_WHAT YOU HAVE TO DO_.
Gather every line in the records below that contains the word "zdrowie".

_GIVEN RECORDS_.
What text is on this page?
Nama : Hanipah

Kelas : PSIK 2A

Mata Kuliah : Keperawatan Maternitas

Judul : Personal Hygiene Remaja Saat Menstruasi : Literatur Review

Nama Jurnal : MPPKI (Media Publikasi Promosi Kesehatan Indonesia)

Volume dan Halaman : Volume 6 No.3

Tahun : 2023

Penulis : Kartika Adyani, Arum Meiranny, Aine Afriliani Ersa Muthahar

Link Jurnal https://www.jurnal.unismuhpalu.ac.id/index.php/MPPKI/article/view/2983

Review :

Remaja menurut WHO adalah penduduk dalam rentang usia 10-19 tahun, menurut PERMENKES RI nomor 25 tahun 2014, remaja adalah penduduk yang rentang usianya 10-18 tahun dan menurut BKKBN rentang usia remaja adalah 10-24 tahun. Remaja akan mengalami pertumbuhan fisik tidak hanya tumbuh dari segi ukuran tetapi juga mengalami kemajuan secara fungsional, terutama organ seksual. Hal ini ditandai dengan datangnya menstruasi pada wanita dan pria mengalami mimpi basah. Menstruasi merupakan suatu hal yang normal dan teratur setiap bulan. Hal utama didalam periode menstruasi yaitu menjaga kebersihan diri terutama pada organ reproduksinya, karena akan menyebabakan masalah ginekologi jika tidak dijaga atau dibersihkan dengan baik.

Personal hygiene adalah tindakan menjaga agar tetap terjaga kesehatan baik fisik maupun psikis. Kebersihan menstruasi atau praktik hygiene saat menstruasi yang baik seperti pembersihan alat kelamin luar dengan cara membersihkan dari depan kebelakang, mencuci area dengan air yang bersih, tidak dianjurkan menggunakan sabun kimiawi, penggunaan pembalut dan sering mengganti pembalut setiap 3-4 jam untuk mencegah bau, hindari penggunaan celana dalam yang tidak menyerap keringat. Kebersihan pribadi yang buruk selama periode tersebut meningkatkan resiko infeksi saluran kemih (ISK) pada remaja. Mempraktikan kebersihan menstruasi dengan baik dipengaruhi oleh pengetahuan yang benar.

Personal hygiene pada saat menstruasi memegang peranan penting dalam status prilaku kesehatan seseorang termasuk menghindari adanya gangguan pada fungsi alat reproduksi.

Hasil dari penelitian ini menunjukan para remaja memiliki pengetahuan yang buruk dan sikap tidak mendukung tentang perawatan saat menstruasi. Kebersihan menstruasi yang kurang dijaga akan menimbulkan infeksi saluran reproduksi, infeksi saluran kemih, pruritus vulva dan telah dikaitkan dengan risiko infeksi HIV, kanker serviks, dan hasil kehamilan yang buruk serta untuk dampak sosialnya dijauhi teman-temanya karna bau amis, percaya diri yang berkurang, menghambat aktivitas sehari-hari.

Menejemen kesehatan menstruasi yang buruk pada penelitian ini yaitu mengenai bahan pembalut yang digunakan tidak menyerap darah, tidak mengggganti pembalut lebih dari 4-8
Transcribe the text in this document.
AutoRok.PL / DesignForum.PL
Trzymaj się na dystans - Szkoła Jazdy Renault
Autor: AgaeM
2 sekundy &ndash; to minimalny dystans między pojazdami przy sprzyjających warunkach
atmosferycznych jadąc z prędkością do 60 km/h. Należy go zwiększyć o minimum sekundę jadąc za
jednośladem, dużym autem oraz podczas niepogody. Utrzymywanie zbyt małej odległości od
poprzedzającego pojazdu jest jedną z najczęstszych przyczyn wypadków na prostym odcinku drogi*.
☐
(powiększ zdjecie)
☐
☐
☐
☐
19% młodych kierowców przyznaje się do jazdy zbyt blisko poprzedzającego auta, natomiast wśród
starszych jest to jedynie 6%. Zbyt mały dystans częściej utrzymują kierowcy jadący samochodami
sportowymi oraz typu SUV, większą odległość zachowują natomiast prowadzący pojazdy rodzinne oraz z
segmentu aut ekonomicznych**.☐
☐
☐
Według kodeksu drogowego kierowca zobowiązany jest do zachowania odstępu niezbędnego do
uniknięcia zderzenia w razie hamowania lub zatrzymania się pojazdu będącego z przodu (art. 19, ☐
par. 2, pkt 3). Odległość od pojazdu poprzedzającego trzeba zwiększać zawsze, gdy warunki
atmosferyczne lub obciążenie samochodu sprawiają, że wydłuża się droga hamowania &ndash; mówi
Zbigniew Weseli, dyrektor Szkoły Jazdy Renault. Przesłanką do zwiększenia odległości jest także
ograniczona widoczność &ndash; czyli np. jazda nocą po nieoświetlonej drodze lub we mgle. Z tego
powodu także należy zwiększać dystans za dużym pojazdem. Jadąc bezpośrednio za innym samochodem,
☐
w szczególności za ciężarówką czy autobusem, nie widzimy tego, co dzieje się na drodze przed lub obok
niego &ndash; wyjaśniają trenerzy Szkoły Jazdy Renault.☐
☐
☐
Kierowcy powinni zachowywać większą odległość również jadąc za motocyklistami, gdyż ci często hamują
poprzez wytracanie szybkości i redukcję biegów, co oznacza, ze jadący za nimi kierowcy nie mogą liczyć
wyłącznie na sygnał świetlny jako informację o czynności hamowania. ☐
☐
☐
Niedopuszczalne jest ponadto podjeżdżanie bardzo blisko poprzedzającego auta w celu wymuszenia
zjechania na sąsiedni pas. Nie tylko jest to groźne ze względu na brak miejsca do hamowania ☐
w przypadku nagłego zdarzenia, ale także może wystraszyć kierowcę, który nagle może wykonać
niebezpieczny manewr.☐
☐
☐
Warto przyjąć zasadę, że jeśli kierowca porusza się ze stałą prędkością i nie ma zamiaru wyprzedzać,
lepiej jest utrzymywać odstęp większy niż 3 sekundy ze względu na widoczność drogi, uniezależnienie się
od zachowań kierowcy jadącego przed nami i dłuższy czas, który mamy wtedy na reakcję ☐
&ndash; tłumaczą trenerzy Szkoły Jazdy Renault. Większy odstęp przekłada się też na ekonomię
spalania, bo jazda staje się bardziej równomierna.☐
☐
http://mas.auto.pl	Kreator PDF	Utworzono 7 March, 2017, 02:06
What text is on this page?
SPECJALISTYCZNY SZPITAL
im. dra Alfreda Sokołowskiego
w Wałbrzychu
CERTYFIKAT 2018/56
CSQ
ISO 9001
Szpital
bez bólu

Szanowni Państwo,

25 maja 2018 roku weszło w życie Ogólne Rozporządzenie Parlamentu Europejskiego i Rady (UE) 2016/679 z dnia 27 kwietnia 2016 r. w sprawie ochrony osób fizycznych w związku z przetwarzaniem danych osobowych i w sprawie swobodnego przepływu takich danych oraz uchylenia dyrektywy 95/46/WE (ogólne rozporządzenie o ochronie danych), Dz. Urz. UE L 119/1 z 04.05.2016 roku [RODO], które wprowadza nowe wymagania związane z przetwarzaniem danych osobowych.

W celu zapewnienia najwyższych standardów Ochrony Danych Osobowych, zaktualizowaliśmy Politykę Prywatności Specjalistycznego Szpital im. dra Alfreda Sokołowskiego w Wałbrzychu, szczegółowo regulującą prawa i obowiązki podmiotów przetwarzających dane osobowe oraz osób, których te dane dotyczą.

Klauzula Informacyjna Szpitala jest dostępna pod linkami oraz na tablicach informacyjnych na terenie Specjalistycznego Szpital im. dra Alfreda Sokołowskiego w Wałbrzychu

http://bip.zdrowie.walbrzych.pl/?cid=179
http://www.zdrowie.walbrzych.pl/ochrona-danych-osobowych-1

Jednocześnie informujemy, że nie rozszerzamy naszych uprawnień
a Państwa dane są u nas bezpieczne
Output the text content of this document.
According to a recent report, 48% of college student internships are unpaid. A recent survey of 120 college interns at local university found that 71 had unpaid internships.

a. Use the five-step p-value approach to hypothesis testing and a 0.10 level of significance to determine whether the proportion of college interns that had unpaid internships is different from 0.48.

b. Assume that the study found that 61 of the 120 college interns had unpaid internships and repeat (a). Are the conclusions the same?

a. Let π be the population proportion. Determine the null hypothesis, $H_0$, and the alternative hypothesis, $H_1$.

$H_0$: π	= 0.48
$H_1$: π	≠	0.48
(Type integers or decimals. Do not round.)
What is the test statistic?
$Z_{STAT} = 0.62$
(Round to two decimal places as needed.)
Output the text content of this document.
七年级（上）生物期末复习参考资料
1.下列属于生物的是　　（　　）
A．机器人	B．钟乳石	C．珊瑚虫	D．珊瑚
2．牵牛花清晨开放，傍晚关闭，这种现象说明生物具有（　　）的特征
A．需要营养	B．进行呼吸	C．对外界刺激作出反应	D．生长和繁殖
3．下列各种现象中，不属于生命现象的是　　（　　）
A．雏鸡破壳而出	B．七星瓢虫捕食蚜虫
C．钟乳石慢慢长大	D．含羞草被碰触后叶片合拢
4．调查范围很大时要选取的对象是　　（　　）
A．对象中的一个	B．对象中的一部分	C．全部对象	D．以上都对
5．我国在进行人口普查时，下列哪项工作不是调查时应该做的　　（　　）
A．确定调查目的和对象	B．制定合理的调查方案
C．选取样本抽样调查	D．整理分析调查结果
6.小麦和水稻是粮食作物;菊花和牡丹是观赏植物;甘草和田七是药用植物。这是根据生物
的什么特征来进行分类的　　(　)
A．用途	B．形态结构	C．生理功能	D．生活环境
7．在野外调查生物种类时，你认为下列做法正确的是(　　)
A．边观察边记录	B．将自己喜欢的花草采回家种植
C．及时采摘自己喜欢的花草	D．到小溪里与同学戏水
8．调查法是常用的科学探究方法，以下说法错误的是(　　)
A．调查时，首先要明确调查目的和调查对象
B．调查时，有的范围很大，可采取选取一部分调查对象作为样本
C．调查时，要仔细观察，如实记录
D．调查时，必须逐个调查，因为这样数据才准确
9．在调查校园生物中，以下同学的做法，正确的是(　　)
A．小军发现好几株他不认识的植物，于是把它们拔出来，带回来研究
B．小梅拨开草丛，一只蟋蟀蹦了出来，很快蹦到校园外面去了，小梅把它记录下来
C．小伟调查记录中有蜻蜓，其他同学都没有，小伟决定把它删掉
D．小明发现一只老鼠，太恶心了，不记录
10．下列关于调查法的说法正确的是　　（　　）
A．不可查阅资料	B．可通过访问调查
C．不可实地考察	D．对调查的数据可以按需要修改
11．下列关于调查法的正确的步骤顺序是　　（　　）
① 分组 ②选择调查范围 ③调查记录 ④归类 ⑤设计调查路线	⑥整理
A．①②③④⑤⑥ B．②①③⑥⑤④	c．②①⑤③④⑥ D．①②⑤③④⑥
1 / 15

_ANSWER TO THE EXERCISE_.
http://bip.zdrowie.walbrzych.pl/?cid=179
http://www.zdrowie.walbrzych.pl/ochrona-danych-osobowych-1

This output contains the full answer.